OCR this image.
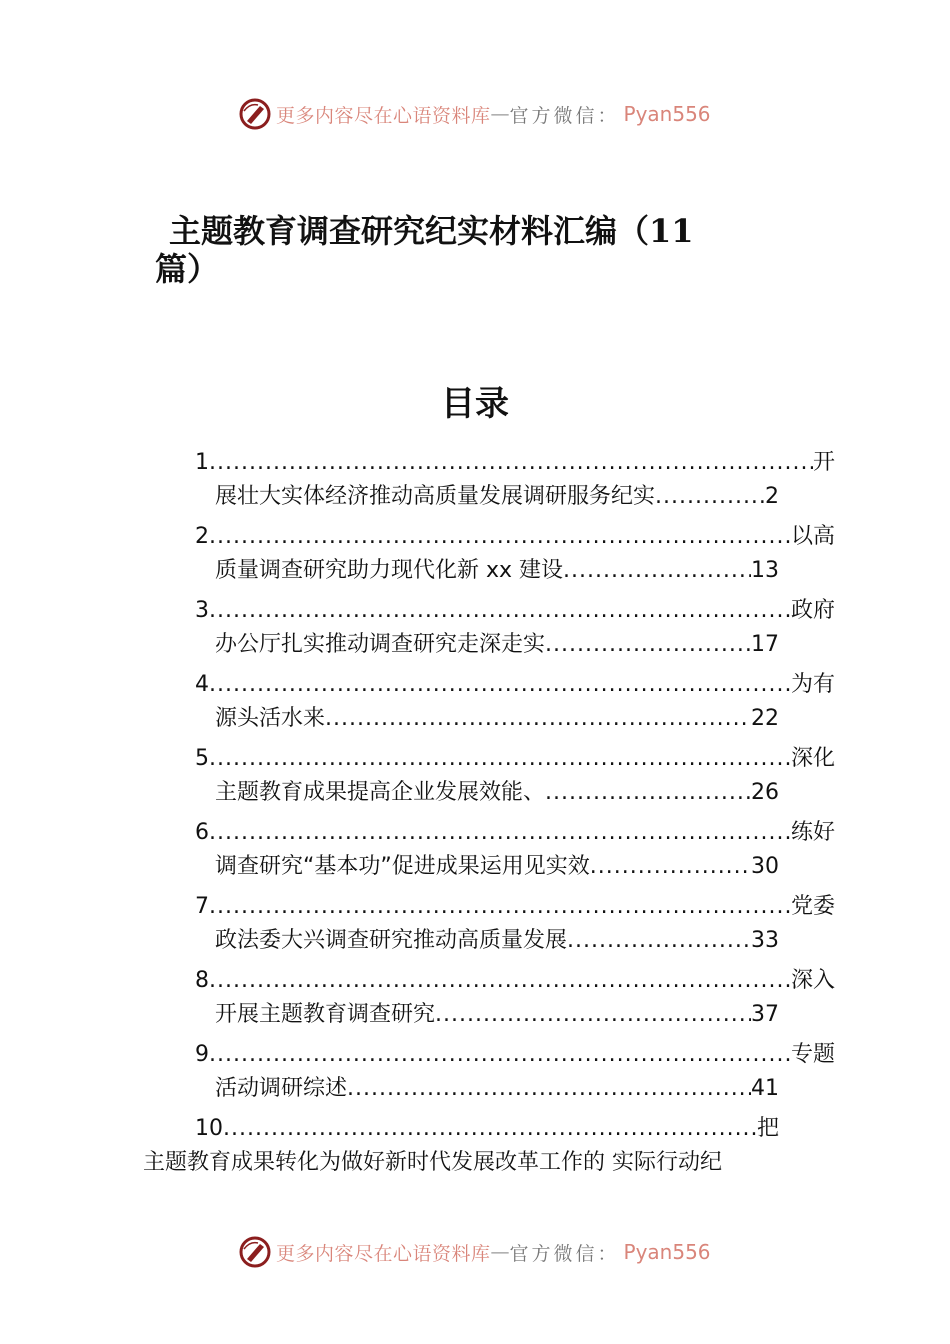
更多内容尽在心语资料库 — 官方微信： Pyan556
主题教育调查研究纪实材料汇编（11
篇）
目录
1 .....	开
展壮大实体经济推动高质量发展调研服务纪实 .....	2
2 .....	以高
质量调查研究助力现代化新 xx 建设 .....	13
3 .....	政府
办公厅扎实推动调查研究走深走实 .....	17
4 .....	为有
源头活水来 .....	22
5 .....	深化
主题教育成果提高企业发展效能、 .....	26
6 .....	练好
调查研究“基本功”促进成果运用见实效 .....	30
7 .....	党委
政法委大兴调查研究推动高质量发展 .....	33
8 .....	深入
开展主题教育调查研究 .....	37
9 .....	专题
活动调研综述 .....	41
10 .....	把
主题教育成果转化为做好新时代发展改革工作的 实际行动纪
更多内容尽在心语资料库 — 官方微信： Pyan556
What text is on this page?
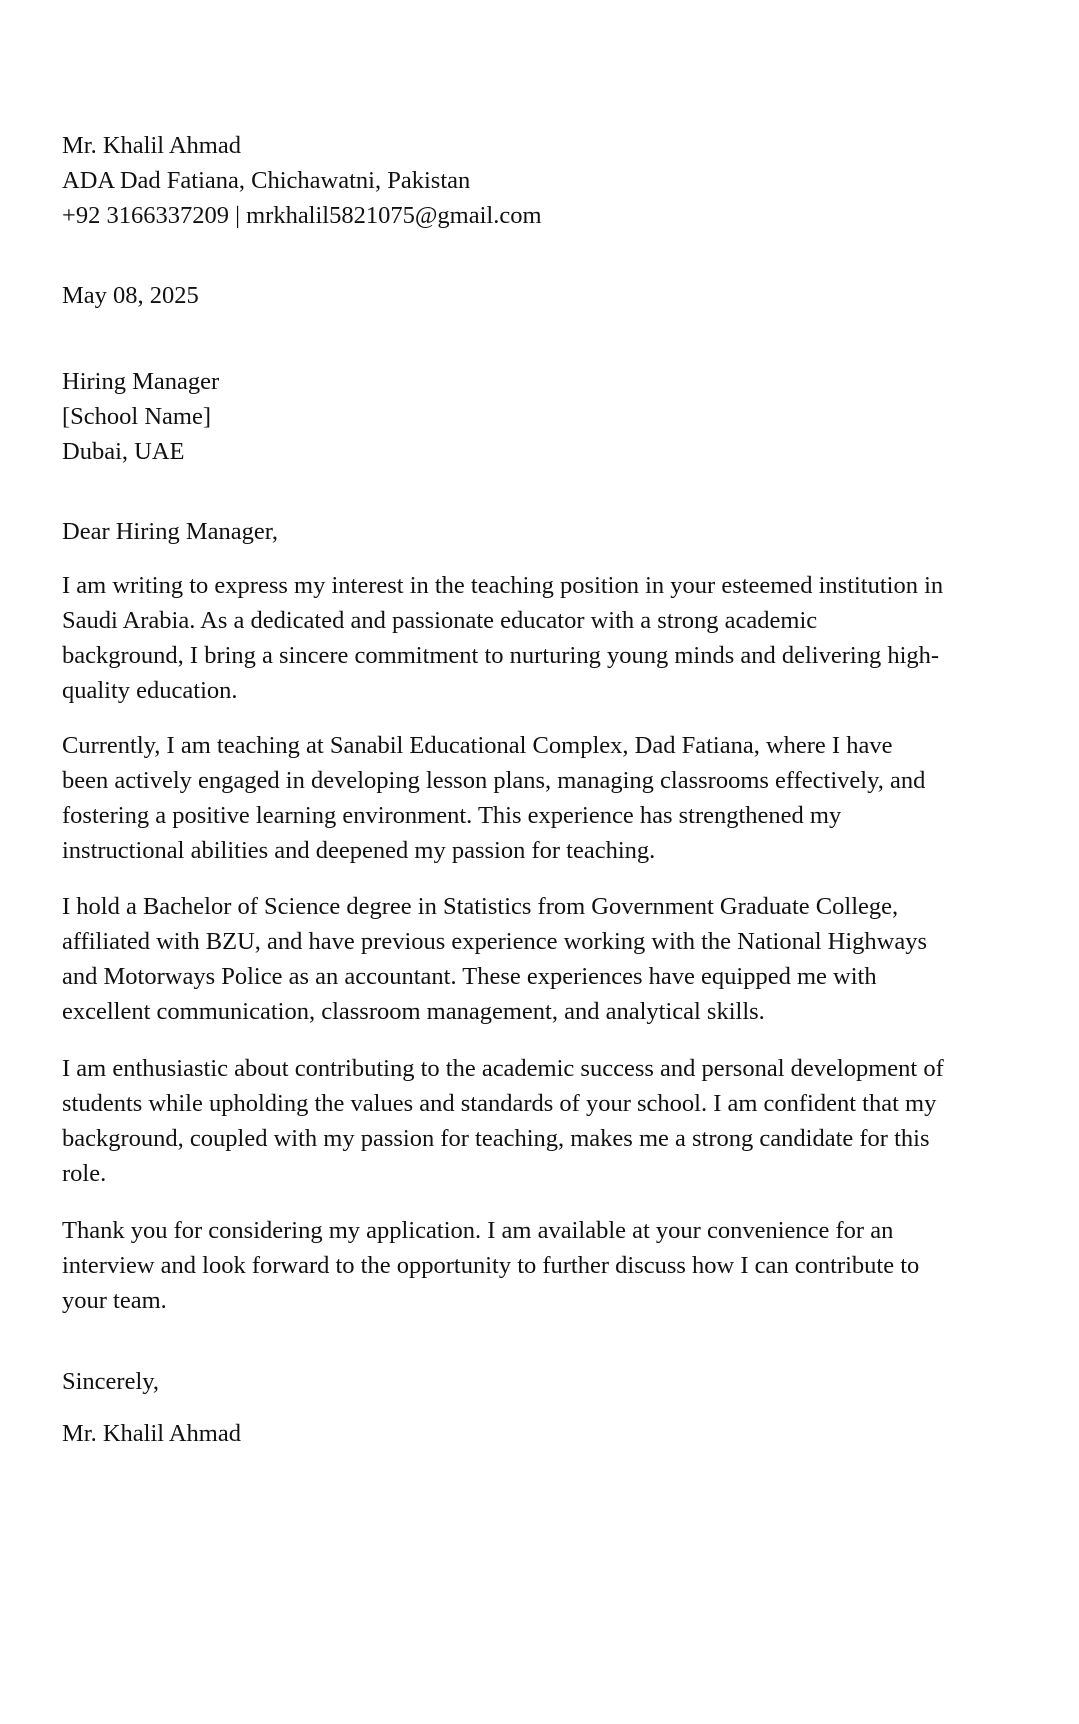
Mr. Khalil Ahmad
ADA Dad Fatiana, Chichawatni, Pakistan
+92 3166337209 | mrkhalil5821075@gmail.com
May 08, 2025
Hiring Manager
[School Name]
Dubai, UAE
Dear Hiring Manager,
I am writing to express my interest in the teaching position in your esteemed institution in
Saudi Arabia. As a dedicated and passionate educator with a strong academic
background, I bring a sincere commitment to nurturing young minds and delivering high-
quality education.
Currently, I am teaching at Sanabil Educational Complex, Dad Fatiana, where I have
been actively engaged in developing lesson plans, managing classrooms effectively, and
fostering a positive learning environment. This experience has strengthened my
instructional abilities and deepened my passion for teaching.
I hold a Bachelor of Science degree in Statistics from Government Graduate College,
affiliated with BZU, and have previous experience working with the National Highways
and Motorways Police as an accountant. These experiences have equipped me with
excellent communication, classroom management, and analytical skills.
I am enthusiastic about contributing to the academic success and personal development of
students while upholding the values and standards of your school. I am confident that my
background, coupled with my passion for teaching, makes me a strong candidate for this
role.
Thank you for considering my application. I am available at your convenience for an
interview and look forward to the opportunity to further discuss how I can contribute to
your team.
Sincerely,
Mr. Khalil Ahmad
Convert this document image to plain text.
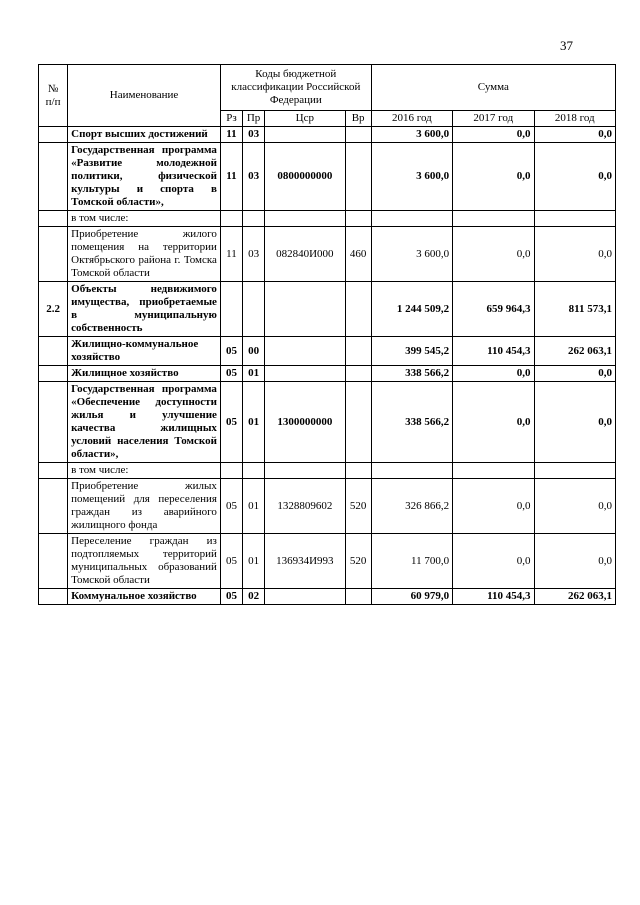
37
№ п/п	Наименование	Коды бюджетной классификации Российской Федерации				Сумма		
		Рз	Пр	Цср	Вр	2016 год	2017 год	2018 год
	Спорт высших достижений	11	03			3 600,0	0,0	0,0
	Государственная программа «Развитие молодежной политики, физической культуры и спорта в Томской области»,	11	03	0800000000		3 600,0	0,0	0,0
	в том числе:							
	Приобретение жилого помещения на территории Октябрьского района г. Томска Томской области	11	03	082840И000	460	3 600,0	0,0	0,0
2.2	Объекты недвижимого имущества, приобретаемые в муниципальную собственность					1 244 509,2	659 964,3	811 573,1
	Жилищно-коммунальное хозяйство	05	00			399 545,2	110 454,3	262 063,1
	Жилищное хозяйство	05	01			338 566,2	0,0	0,0
	Государственная программа «Обеспечение доступности жилья и улучшение качества жилищных условий населения Томской области»,	05	01	1300000000		338 566,2	0,0	0,0
	в том числе:							
	Приобретение жилых помещений для переселения граждан из аварийного жилищного фонда	05	01	1328809602	520	326 866,2	0,0	0,0
	Переселение граждан из подтопляемых территорий муниципальных образований Томской области	05	01	136934И993	520	11 700,0	0,0	0,0
	Коммунальное хозяйство	05	02			60 979,0	110 454,3	262 063,1
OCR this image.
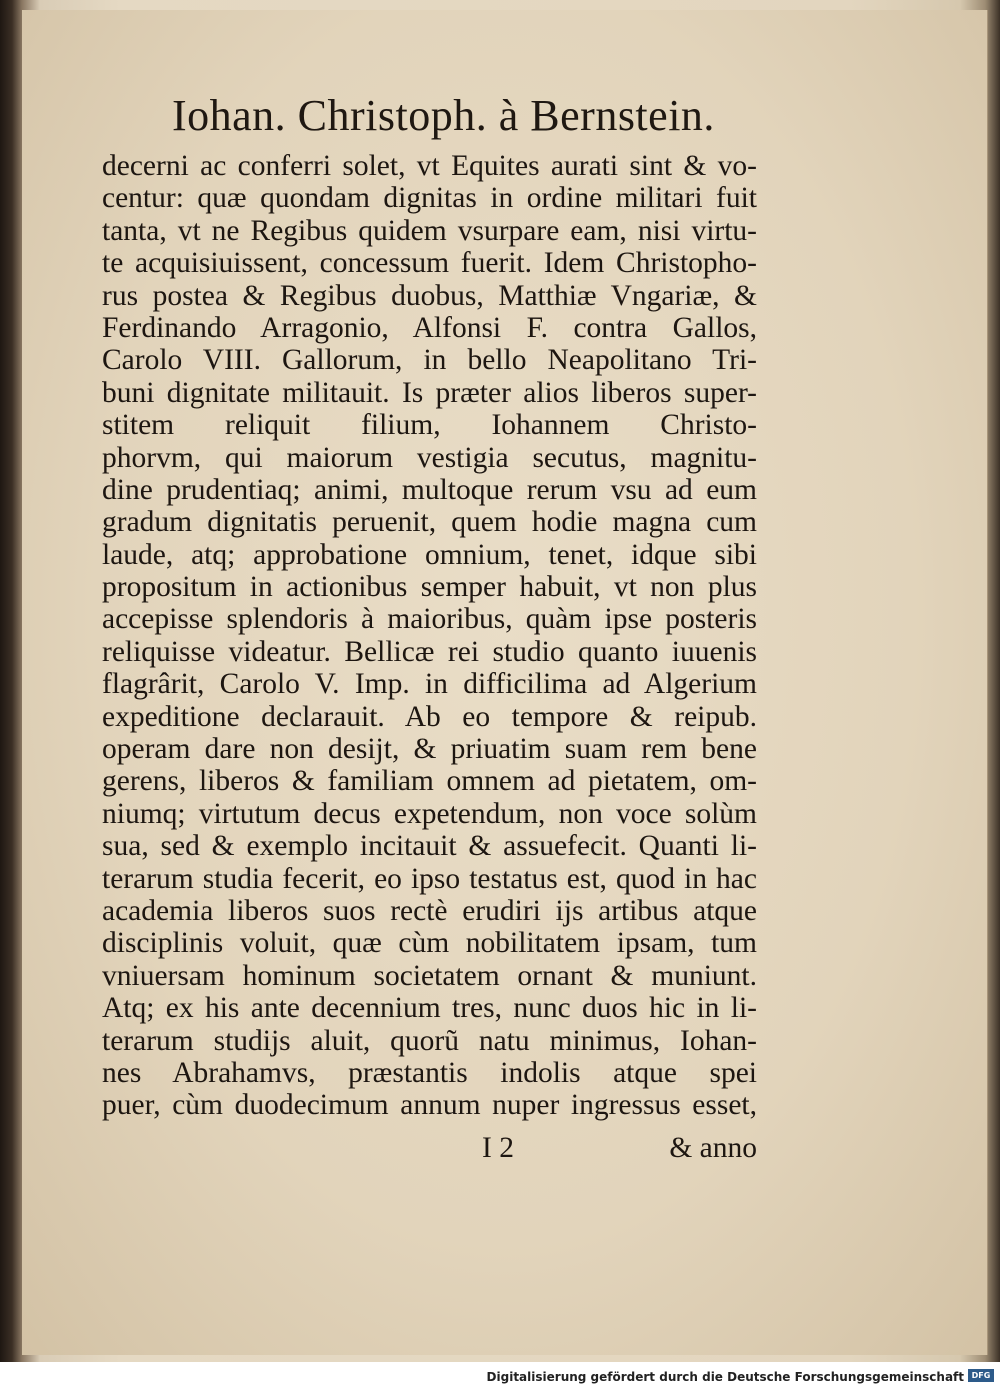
Iohan. Christoph. à Bernstein.
decerni ac conferri solet, vt Equites aurati sint & vo-
centur: quæ quondam dignitas in ordine militari fuit
tanta, vt ne Regibus quidem vsurpare eam, nisi virtu-
te acquisiuissent, concessum fuerit. Idem Christopho-
rus postea & Regibus duobus, Matthiæ Vngariæ, &
Ferdinando Arragonio, Alfonsi F. contra Gallos,
Carolo VIII. Gallorum, in bello Neapolitano Tri-
buni dignitate militauit. Is præter alios liberos super-
stitem reliquit filium, Iohannem Christo-
phorvm, qui maiorum vestigia secutus, magnitu-
dine prudentiaq; animi, multoque rerum vsu ad eum
gradum dignitatis peruenit, quem hodie magna cum
laude, atq; approbatione omnium, tenet, idque sibi
propositum in actionibus semper habuit, vt non plus
accepisse splendoris à maioribus, quàm ipse posteris
reliquisse videatur. Bellicæ rei studio quanto iuuenis
flagrârit, Carolo V. Imp. in difficilima ad Algerium
expeditione declarauit. Ab eo tempore & reipub.
operam dare non desijt, & priuatim suam rem bene
gerens, liberos & familiam omnem ad pietatem, om-
niumq; virtutum decus expetendum, non voce solùm
sua, sed & exemplo incitauit & assuefecit. Quanti li-
terarum studia fecerit, eo ipso testatus est, quod in hac
academia liberos suos rectè erudiri ijs artibus atque
disciplinis voluit, quæ cùm nobilitatem ipsam, tum
vniuersam hominum societatem ornant & muniunt.
Atq; ex his ante decennium tres, nunc duos hic in li-
terarum studijs aluit, quorũ natu minimus, Iohan-
nes Abrahamvs, præstantis indolis atque spei
puer, cùm duodecimum annum nuper ingressus esset,
I 2	& anno
Digitalisierung gefördert durch die Deutsche Forschungsgemeinschaft DFG
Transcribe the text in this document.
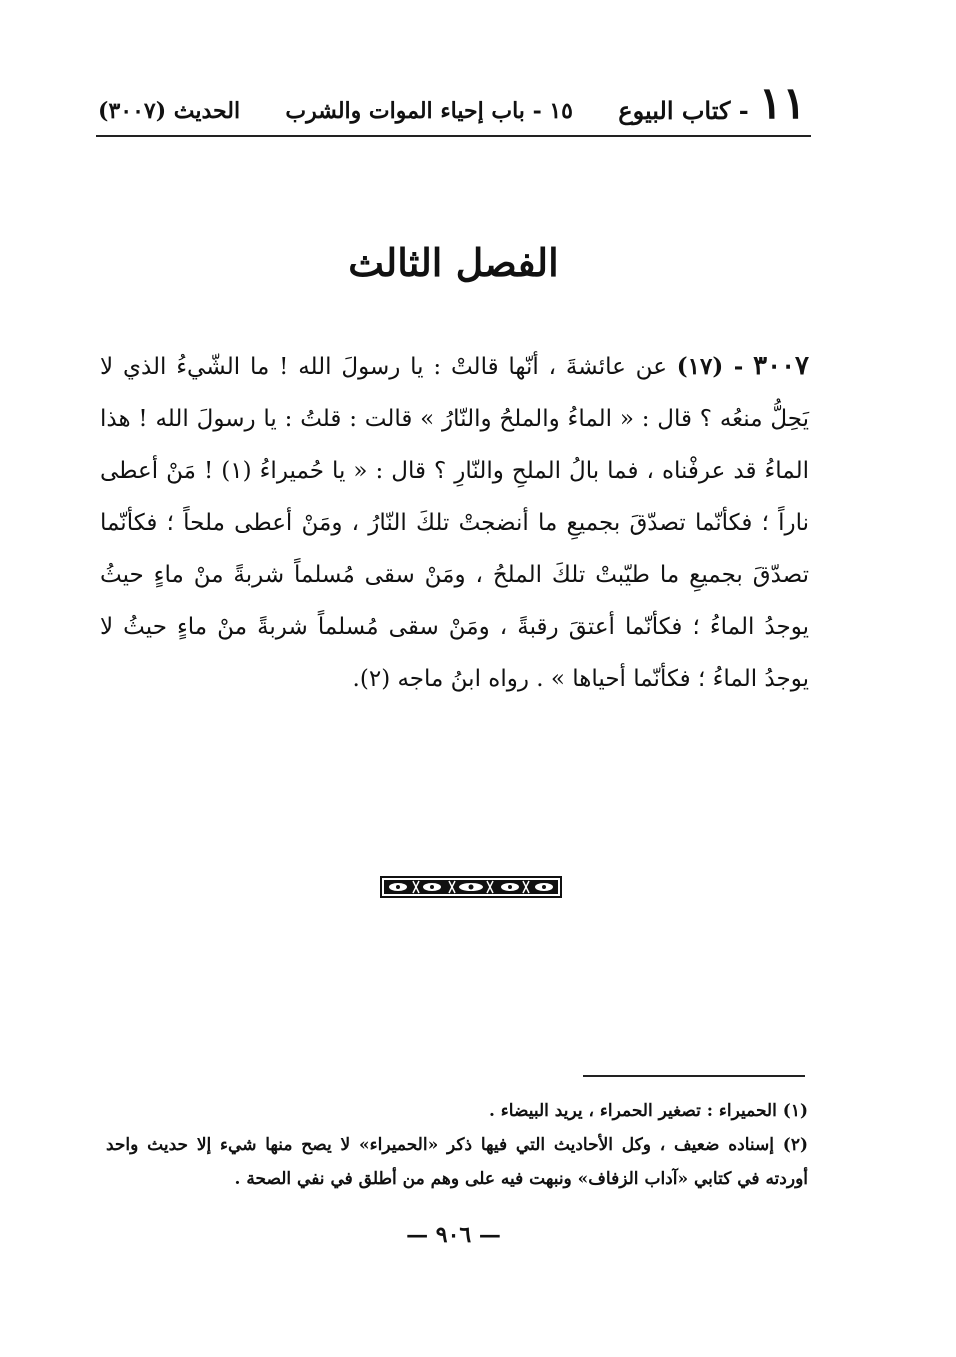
١١
- كتاب البيوع
١٥ - باب إحياء الموات والشرب
الحديث (٣٠٠٧)
الفصل الثالث
٣٠٠٧ - (١٧) عن عائشةَ ، أنّها قالتْ : يا رسولَ الله ! ما الشّيءُ الذي لا يَحِلُّ منعُه ؟ قال : « الماءُ والملحُ والنّارُ » قالت : قلتُ : يا رسولَ الله ! هذا الماءُ قد عرفْناه ، فما بالُ الملحِ والنّارِ ؟ قال : « يا حُميراءُ (١) ! مَنْ أعطى ناراً ؛ فكأنّما تصدّقَ بجميعِ ما أنضجتْ تلكَ النّارُ ، ومَنْ أعطى ملحاً ؛ فكأنّما تصدّقَ بجميعِ ما طيّبتْ تلكَ الملحُ ، ومَنْ سقى مُسلماً شربةً منْ ماءٍ حيثُ يوجدُ الماءُ ؛ فكأنّما أعتقَ رقبةً ، ومَنْ سقى مُسلماً شربةً منْ ماءٍ حيثُ لا يوجدُ الماءُ ؛ فكأنّما أحياها » . رواه ابنُ ماجه (٢).

(١) الحميراء : تصغير الحمراء ، يريد البيضاء .

(٢) إسناده ضعيف ، وكل الأحاديث التي فيها ذكر «الحميراء» لا يصح منها شيء إلا حديث واحد أوردته في كتابي «آداب الزفاف» ونبهت فيه على وهم من أطلق في نفي الصحة .

— ٩٠٦ —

- What you are asked to do
Look over the material above and show each line where "atque" appears.

- Output
academia liberos suos rectè erudiri ijs artibus atque
nes Abrahamvs, præstantis indolis atque spei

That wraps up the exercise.